Look for "less" in each line of the entries, and return the matching lines.

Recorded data
-=-=-=-=-
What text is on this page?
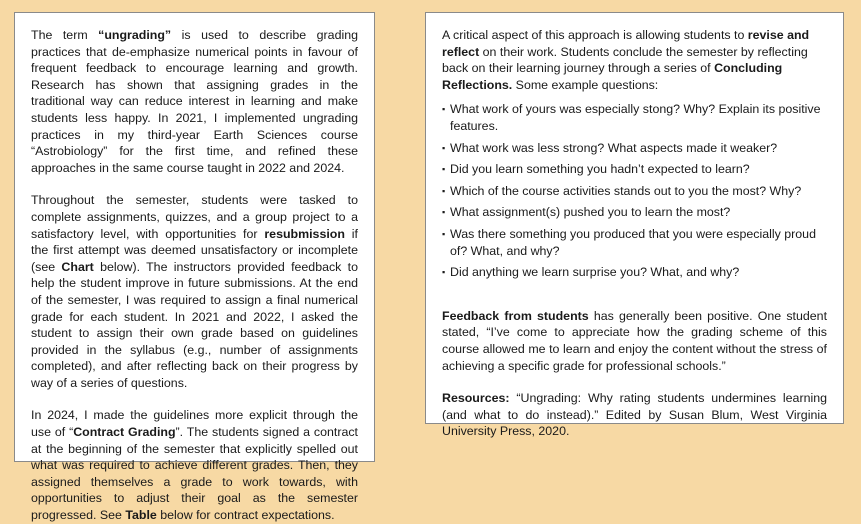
The term “ungrading” is used to describe grading practices that de-emphasize numerical points in favour of frequent feedback to encourage learning and growth. Research has shown that assigning grades in the traditional way can reduce interest in learning and make students less happy. In 2021, I implemented ungrading practices in my third-year Earth Sciences course “Astrobiology” for the first time, and refined these approaches in the same course taught in 2022 and 2024.

Throughout the semester, students were tasked to complete assignments, quizzes, and a group project to a satisfactory level, with opportunities for resubmission if the first attempt was deemed unsatisfactory or incomplete (see Chart below). The instructors provided feedback to help the student improve in future submissions. At the end of the semester, I was required to assign a final numerical grade for each student. In 2021 and 2022, I asked the student to assign their own grade based on guidelines provided in the syllabus (e.g., number of assignments completed), and after reflecting back on their progress by way of a series of questions.

In 2024, I made the guidelines more explicit through the use of “Contract Grading”. The students signed a contract at the beginning of the semester that explicitly spelled out what was required to achieve different grades. Then, they assigned themselves a grade to work towards, with opportunities to adjust their goal as the semester progressed. See Table below for contract expectations.

A critical aspect of this approach is allowing students to revise and reflect on their work. Students conclude the semester by reflecting back on their learning journey through a series of Concluding Reflections. Some example questions:

▪ What work of yours was especially stong? Why? Explain its positive features.
▪ What work was less strong? What aspects made it weaker?
▪ Did you learn something you hadn’t expected to learn?
▪ Which of the course activities stands out to you the most? Why?
▪ What assignment(s) pushed you to learn the most?
▪ Was there something you produced that you were especially proud of? What, and why?
▪ Did anything we learn surprise you? What, and why?

Feedback from students has generally been positive. One student stated, “I’ve come to appreciate how the grading scheme of this course allowed me to learn and enjoy the content without the stress of achieving a specific grade for professional schools.”

Resources: “Ungrading: Why rating students undermines learning (and what to do instead).” Edited by Susan Blum, West Virginia University Press, 2020.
-=-=-=-=-
> Task answer
The term “ungrading” is used to describe grading practices that de-emphasize numerical points in favour of frequent feedback to encourage learning and growth. Research has shown that assigning grades in the traditional way can reduce interest in learning and make students less happy. In 2021, I implemented ungrading practices in my third-year Earth Sciences course “Astrobiology” for the first time, and refined these approaches in the same course taught in 2022 and 2024.
▪ What work was less strong? What aspects made it weaker?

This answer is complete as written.